[start]

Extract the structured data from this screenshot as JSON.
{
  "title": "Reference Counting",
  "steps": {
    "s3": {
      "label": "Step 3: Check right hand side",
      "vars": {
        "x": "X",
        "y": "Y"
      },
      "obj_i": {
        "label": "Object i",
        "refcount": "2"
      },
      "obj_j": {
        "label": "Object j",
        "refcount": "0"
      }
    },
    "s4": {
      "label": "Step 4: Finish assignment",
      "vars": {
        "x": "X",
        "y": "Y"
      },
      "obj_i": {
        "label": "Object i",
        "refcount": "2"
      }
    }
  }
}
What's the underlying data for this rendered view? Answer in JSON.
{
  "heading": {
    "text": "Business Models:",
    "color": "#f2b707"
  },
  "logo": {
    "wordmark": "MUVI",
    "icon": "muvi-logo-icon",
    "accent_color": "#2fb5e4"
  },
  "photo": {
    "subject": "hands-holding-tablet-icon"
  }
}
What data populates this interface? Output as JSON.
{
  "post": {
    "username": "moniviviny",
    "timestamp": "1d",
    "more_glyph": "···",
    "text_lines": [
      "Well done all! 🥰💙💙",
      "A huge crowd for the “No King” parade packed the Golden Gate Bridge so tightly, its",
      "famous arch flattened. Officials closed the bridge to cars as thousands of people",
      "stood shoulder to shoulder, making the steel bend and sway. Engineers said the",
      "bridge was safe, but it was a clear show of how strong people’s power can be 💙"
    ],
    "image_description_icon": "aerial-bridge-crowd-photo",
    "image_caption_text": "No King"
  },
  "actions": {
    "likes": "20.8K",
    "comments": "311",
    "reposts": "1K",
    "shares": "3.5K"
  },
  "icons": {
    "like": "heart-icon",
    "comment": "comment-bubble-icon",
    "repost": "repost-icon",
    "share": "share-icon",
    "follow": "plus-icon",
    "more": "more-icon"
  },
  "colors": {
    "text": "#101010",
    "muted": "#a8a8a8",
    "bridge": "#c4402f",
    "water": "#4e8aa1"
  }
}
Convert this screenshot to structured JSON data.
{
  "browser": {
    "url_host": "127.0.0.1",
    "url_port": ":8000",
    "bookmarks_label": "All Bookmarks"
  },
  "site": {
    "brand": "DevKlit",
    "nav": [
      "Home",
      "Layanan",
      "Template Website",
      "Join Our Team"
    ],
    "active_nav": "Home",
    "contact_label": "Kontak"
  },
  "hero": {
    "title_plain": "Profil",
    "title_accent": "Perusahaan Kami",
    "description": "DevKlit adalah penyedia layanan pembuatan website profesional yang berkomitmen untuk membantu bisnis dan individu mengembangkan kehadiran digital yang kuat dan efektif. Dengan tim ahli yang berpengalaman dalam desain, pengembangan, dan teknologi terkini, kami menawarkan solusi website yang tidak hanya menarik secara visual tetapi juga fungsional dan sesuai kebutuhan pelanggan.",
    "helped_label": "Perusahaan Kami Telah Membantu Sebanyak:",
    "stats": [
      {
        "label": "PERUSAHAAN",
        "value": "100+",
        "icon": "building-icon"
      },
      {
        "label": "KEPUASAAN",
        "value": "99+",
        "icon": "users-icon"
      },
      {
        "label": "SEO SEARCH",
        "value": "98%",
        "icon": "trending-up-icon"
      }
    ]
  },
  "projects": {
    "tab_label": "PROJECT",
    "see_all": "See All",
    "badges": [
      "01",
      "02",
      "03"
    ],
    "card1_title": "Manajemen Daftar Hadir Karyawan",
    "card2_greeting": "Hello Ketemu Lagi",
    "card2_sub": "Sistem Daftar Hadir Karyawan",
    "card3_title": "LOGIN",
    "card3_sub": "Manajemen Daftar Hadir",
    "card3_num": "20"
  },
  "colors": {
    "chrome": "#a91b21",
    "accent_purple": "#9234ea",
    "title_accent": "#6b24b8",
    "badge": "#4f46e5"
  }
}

[end]

- **PROMPT**: Identify the lines above with the word "screenshot". Copy them.

- **ANSWER TO THE TASK**:
Extract the structured data from this screenshot as JSON.
Convert this screenshot to structured JSON data.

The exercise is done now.